### Dataset content ###

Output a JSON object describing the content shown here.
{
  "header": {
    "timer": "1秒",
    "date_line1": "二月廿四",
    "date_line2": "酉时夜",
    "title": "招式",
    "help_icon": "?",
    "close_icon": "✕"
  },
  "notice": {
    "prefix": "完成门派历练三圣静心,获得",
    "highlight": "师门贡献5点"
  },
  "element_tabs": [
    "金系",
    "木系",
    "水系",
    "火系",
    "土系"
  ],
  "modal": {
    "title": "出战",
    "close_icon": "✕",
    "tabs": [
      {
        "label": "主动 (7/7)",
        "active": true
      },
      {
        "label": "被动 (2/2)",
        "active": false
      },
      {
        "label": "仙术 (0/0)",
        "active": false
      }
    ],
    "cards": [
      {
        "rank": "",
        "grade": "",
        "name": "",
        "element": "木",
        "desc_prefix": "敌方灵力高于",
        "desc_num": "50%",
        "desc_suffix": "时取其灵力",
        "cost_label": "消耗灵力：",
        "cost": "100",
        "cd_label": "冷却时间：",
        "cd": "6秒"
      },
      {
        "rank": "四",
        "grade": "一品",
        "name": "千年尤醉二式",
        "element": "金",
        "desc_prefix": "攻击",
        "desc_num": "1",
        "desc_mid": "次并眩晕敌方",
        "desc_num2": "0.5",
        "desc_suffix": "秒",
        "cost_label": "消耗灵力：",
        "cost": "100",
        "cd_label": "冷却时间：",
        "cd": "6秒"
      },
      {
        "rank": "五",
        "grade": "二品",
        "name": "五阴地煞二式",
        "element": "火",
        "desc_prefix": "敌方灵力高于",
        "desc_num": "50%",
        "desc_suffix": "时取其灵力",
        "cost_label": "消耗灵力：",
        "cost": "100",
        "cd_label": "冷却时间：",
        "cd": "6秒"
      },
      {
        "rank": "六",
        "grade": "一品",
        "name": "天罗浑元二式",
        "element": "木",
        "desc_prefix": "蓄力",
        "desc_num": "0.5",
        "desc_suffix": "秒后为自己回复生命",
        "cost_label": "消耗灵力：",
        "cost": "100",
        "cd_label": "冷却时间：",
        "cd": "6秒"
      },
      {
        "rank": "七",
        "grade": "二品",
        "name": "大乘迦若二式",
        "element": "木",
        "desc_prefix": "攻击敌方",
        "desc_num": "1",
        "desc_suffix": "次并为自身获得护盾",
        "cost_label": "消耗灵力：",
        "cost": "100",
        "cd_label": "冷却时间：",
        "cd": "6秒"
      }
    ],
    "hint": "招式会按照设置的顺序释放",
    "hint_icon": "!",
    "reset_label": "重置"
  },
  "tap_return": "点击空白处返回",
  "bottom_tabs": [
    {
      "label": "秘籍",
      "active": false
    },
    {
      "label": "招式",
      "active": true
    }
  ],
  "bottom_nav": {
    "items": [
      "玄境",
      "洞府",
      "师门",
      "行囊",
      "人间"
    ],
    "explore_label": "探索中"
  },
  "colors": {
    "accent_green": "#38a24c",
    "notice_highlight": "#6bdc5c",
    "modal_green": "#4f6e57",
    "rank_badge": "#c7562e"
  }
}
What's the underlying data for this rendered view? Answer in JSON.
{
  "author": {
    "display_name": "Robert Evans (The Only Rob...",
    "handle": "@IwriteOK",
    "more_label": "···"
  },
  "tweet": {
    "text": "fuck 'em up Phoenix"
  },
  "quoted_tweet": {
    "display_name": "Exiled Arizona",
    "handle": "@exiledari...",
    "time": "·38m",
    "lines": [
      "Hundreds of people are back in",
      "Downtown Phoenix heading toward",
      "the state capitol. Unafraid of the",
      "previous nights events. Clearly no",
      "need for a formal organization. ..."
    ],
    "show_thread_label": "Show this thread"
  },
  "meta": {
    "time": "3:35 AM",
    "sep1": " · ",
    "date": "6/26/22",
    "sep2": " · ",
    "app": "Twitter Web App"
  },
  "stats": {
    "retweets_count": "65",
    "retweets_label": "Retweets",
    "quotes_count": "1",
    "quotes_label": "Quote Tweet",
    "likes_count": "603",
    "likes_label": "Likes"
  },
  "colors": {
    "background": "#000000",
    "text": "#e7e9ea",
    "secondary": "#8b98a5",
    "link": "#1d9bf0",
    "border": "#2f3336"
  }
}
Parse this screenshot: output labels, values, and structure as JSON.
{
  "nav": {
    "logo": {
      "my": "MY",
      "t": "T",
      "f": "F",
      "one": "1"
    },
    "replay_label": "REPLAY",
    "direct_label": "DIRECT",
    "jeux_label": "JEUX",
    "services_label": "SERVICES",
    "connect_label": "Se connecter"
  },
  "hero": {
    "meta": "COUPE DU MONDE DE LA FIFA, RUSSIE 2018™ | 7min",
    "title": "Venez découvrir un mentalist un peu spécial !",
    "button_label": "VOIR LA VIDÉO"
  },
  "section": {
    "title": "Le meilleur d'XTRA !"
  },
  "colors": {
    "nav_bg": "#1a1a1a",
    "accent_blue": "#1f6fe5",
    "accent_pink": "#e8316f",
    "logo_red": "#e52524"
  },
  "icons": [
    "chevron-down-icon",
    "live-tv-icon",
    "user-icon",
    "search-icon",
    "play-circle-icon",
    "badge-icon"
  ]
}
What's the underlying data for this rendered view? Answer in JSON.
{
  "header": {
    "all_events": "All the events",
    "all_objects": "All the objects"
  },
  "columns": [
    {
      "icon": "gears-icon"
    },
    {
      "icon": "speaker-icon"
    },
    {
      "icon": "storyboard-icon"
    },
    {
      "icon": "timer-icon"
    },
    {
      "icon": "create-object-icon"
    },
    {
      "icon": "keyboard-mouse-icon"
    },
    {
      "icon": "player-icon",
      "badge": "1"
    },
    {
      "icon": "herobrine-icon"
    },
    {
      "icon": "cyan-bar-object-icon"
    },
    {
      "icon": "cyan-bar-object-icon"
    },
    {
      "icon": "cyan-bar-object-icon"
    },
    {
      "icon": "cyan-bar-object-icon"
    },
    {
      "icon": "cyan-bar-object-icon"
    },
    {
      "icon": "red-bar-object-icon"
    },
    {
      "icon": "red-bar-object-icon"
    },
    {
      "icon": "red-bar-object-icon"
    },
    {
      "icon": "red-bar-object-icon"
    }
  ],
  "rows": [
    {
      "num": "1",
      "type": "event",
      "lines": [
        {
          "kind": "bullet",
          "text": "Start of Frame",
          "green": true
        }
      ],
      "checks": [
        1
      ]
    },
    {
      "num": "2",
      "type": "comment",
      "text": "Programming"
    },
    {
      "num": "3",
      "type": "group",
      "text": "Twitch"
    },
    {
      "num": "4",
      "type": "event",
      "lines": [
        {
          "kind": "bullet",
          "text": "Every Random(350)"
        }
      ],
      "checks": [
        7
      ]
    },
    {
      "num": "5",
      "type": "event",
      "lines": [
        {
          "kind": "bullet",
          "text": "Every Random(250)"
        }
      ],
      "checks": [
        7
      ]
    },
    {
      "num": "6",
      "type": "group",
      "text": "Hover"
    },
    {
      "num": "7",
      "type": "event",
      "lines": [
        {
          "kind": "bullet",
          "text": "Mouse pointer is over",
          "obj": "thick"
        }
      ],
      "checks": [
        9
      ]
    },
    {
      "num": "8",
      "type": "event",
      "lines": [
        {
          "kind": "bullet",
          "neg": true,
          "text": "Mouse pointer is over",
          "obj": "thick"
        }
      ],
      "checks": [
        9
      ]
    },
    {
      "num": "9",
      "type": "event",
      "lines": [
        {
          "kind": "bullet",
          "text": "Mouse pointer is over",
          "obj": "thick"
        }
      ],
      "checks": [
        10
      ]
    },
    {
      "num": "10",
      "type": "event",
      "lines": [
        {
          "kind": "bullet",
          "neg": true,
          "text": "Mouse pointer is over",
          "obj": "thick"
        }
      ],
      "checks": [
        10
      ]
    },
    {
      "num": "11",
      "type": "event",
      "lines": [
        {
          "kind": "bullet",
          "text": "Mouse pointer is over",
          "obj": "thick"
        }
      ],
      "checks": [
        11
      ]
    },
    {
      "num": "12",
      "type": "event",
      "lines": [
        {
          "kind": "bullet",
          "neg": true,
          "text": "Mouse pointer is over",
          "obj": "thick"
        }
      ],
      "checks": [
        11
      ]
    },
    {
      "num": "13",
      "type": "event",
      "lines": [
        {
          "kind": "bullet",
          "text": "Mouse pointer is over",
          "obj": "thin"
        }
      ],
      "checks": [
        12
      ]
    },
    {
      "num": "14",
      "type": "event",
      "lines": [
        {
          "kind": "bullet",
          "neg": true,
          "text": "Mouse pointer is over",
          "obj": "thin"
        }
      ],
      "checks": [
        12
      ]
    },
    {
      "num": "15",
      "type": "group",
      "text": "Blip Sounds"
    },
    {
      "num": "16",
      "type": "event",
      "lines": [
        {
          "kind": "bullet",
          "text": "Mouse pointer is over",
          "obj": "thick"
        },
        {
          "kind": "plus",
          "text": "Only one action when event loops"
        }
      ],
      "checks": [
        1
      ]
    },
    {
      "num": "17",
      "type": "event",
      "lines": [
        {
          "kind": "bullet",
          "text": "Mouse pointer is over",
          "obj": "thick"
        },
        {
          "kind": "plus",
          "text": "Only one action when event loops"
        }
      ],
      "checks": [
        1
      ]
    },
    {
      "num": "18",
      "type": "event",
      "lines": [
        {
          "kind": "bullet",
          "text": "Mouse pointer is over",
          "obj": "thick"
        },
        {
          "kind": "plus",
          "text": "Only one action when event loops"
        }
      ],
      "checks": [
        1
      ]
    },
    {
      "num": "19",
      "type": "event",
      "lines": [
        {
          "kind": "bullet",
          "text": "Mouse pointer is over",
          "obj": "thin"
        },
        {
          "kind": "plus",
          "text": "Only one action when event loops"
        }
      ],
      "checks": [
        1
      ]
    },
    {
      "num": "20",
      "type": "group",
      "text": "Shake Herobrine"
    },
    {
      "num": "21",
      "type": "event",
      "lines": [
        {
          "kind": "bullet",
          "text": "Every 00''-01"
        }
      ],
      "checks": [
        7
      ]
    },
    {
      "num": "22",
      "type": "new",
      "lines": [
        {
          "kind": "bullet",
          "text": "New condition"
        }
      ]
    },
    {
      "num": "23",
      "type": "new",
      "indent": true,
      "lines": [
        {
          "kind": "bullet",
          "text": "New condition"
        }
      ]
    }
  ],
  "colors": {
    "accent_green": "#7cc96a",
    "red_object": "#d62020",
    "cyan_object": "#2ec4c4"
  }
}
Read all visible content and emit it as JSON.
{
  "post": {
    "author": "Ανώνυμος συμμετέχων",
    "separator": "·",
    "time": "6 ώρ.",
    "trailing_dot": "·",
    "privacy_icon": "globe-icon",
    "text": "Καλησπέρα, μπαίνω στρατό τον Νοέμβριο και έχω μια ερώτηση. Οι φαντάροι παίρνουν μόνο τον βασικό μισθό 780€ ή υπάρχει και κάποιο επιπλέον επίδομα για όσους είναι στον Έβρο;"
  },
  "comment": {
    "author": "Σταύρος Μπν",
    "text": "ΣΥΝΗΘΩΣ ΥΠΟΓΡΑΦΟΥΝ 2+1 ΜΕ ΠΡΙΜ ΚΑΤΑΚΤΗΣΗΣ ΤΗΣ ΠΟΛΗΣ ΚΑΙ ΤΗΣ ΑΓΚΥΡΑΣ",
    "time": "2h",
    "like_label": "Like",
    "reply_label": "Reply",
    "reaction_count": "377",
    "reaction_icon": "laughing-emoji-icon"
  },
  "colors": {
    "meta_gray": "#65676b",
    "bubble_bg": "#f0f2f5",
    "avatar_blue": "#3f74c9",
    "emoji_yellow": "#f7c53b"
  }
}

###

▶ **The exercise**
Where a line of the entries contains the word "title", copy that line.

▶ **Written answer**
    "title": "招式",
    "title": "出战",
    "title": "Venez découvrir un mentalist un peu spécial !",
    "title": "Le meilleur d'XTRA !"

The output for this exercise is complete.